TRECHO PARA LEITURA:
Feminicídio: por que acontece e como combatê-lo
Promotora de Justiça comprova que para proteger as mulheres é preciso ir além: entender o que vai na cabeça dos homens e tratá-los
Dentre as muitas consequências do isolamento social e da pandemia – aumento do consumo de álcool, de drogas e de casos de depressão e ansiedade – havia a impressão de um crescimento de casos de feminicídio. Dia sim, dia não, a mídia se ocupava em relatar casos brutais de violência contra as mulheres. No entanto, recentes estatísticas atestam que não era só uma impressão: segundo as Secretarias de Segurança Pública de todos os Estados do Brasil, o país registrou, em 2020, o número recorde de assassinatos: 1.338 mulheres foram mortas por sua condição de gênero. Os números apontam uma trajetória ascendente: a violência ao sexo feminino já havia crescido 8% de 2018 para 2019. A maior ocorrência de casos aconteceu em São Paulo (179). Totalizando 78 crimes, o Rio de Janeiro ocupa o quinto lugar neste triste ranking, atrás de Minas Gerais, Bahia e Rio Grande do Sul.
Esta semana dois novos casos se somaram à mórbida lista. No primeiro, uma jovem de apenas 26 anos, foi encontrada morta em Itaguaí, depois de duas semanas desaparecida. Seu ex-marido está foragido. O segundo caso aconteceu em Jacarepaguá, em que uma moça de 25 anos pulou do carro após ser esfaqueada pelo ex-namorado, que foi preso e irá responder à Justiça por tentativa de feminicídio. Na maioria dos casos o algoz não apenas é conhecido da vítima, como é alguém que goza de sua intimidade, como namorados, noivos ou maridos: cerca de 60% dos casos de violência à mulher acontecem quando elas comunicam que querem o divórcio ou desejam romper o namoro.

(Entradas do conjunto de dados)
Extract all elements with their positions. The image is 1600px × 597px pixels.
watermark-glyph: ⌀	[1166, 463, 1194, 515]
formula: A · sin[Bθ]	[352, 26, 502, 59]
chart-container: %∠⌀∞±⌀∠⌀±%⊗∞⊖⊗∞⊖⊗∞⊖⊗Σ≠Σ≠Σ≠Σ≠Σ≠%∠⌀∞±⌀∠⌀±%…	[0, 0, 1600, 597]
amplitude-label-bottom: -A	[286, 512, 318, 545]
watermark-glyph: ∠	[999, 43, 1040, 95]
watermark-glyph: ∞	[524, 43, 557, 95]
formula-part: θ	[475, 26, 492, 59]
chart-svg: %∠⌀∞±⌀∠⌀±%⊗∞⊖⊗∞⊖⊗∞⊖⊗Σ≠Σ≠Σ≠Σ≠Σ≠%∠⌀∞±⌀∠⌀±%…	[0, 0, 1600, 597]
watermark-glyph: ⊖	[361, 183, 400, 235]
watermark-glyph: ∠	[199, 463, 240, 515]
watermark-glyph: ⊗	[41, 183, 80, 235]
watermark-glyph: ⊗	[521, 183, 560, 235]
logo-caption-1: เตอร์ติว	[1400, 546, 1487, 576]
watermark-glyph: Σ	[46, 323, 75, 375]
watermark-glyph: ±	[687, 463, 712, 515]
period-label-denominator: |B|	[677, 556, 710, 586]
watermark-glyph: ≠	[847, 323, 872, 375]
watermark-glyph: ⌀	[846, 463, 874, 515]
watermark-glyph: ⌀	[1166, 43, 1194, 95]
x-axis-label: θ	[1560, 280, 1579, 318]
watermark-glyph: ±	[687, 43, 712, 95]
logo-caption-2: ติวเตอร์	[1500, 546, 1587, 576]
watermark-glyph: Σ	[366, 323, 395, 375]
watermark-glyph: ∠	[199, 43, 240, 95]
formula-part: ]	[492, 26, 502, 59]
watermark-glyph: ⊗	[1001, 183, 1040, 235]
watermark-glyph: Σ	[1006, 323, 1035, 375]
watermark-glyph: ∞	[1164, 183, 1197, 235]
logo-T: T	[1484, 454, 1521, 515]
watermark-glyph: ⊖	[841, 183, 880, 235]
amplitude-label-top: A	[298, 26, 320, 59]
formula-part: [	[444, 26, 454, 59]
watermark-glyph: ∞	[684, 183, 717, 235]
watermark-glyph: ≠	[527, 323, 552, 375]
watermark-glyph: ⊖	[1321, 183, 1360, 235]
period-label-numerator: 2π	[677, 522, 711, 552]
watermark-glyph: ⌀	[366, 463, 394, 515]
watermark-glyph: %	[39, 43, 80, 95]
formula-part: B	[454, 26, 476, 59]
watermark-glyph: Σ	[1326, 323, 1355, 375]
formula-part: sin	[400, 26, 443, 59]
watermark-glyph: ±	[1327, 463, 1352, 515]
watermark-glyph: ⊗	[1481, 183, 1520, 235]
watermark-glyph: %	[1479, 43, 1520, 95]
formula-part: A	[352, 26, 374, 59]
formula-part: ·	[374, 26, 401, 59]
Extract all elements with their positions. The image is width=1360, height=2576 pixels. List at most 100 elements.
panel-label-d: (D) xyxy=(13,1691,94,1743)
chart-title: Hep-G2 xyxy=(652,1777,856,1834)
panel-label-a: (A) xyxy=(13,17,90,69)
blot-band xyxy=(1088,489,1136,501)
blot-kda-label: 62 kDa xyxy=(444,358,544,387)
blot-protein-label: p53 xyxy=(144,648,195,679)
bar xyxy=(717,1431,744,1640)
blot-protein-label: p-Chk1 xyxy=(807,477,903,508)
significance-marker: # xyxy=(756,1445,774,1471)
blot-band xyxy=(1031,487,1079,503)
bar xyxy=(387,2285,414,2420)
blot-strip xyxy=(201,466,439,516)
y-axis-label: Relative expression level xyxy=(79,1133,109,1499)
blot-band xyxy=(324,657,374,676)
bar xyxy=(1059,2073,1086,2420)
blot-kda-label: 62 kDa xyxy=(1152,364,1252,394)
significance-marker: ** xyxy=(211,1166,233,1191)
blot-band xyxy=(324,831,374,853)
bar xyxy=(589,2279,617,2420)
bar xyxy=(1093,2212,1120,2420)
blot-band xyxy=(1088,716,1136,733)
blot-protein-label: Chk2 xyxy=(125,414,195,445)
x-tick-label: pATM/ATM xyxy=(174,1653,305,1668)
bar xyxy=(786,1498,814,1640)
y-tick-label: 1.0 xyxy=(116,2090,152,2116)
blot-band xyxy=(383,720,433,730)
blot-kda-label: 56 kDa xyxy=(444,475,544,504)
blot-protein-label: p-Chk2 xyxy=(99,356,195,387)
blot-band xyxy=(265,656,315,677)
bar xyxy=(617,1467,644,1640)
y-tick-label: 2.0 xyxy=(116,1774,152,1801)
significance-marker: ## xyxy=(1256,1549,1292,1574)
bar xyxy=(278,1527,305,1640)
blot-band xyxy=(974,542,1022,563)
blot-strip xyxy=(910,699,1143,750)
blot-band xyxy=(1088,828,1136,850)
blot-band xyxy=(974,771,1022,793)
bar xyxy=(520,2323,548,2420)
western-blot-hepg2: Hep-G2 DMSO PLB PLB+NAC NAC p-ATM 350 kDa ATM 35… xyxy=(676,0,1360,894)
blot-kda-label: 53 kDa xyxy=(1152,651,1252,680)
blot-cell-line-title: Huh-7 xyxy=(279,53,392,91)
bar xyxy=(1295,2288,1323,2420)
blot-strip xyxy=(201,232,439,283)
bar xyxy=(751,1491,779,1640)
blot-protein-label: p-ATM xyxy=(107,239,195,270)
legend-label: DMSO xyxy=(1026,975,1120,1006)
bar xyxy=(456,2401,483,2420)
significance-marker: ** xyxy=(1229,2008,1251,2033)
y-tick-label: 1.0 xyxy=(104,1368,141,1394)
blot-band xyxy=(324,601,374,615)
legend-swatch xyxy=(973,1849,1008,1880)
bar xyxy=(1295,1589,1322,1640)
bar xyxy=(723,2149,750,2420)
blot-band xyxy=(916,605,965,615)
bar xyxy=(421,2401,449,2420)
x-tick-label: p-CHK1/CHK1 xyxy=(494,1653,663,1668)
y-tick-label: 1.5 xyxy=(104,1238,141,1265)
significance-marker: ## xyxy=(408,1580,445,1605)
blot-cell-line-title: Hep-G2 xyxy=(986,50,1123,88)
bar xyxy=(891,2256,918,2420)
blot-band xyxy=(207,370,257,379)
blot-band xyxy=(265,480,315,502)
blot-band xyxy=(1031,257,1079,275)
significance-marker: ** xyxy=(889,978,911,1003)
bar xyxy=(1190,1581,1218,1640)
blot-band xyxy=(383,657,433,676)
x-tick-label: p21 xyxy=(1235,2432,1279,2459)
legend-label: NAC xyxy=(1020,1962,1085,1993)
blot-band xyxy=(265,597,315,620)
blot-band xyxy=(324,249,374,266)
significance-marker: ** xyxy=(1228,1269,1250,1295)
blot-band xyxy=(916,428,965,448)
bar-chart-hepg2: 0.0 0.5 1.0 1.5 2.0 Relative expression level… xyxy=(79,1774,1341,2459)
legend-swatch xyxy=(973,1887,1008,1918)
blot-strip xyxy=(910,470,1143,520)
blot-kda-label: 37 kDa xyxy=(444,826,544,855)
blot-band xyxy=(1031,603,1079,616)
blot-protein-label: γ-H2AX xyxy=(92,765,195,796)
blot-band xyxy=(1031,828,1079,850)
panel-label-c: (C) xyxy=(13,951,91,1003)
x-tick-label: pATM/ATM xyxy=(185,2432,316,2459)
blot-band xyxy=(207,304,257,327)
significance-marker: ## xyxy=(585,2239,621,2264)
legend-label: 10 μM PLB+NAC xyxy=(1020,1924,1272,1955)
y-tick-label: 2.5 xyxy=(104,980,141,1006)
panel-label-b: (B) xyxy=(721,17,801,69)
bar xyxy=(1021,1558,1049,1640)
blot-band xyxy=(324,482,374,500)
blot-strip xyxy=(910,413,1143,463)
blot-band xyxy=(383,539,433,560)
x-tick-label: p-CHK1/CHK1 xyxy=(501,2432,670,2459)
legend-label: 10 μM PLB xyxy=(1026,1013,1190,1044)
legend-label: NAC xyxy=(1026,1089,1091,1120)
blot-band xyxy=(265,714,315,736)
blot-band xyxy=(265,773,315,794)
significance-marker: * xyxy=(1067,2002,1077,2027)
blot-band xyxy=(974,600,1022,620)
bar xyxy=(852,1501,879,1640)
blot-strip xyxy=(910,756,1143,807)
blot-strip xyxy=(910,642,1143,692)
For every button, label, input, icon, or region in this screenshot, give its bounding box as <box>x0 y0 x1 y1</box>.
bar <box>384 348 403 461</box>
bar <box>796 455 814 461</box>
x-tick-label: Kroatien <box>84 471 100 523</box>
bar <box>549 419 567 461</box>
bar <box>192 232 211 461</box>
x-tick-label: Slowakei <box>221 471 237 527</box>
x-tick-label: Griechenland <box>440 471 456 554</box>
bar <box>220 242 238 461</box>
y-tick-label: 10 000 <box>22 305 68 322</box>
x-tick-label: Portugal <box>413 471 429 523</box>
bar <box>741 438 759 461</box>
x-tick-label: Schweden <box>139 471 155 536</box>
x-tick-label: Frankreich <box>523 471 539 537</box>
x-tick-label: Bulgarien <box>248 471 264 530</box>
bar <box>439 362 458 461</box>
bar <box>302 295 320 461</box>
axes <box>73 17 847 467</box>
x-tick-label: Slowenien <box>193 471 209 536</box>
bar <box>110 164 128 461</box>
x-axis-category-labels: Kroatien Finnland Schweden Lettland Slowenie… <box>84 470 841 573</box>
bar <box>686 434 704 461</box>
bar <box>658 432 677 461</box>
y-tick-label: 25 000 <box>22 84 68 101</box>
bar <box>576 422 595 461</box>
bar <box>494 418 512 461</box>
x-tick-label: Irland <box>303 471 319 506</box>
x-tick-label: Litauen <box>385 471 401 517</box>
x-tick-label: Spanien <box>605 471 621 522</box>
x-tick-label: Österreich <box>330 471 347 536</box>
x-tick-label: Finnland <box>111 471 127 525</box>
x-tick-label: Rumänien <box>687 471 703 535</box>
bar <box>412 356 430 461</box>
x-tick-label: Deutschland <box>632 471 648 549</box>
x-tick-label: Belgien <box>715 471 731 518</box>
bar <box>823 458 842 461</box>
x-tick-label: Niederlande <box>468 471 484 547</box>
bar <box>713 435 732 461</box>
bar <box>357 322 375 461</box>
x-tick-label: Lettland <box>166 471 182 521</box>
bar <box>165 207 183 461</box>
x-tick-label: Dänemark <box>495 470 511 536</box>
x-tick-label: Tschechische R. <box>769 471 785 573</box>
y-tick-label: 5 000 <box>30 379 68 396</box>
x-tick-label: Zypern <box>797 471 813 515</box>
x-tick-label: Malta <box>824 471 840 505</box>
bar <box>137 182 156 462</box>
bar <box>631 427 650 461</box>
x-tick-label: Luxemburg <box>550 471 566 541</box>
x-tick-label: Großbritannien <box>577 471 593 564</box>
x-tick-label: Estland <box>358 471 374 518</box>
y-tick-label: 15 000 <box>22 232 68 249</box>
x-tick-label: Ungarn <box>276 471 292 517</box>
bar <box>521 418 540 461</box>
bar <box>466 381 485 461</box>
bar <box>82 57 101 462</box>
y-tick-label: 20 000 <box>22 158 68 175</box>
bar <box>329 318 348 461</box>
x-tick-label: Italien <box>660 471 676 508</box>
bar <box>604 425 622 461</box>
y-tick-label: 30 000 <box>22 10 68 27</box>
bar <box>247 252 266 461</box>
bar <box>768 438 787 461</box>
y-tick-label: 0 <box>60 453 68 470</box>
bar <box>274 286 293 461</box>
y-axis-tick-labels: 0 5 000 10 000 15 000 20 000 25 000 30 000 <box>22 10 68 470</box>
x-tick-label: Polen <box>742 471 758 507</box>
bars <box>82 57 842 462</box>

TAREFAS A FAZER:
**a)** Resuma o texto sobre feminicídio em duas frases.
**b)** Transcreva o trecho do texto sobre feminicídio que começa nas palavras "Esta semana dois" e termina depois de "romper o namoro.".
O material é um conjunto à parte, separado do texto sobre feminicídio.

LISTA DE RESPOSTAS:
**a)** Em 2020, o Brasil registrou o número recorde de 1.338 mulheres assassinadas por sua condição de gênero, com São Paulo à frente e o Rio de Janeiro em quinto lugar. Na maioria dos casos, o agressor é alguém íntimo da vítima, e cerca de 60% dos casos de violência à mulher acontecem quando ela comunica que quer o divórcio ou romper o namoro.

**b)**
Esta semana dois novos casos se somaram à mórbida lista. No primeiro, uma jovem de apenas 26 anos, foi encontrada morta em Itaguaí, depois de duas semanas desaparecida. Seu ex-marido está foragido. O segundo caso aconteceu em Jacarepaguá, em que uma moça de 25 anos pulou do carro após ser esfaqueada pelo ex-namorado, que foi preso e irá responder à Justiça por tentativa de feminicídio. Na maioria dos casos o algoz não apenas é conhecido da vítima, como é alguém que goza de sua intimidade, como namorados, noivos ou maridos: cerca de 60% dos casos de violência à mulher acontecem quando elas comunicam que querem o divórcio ou desejam romper o namoro.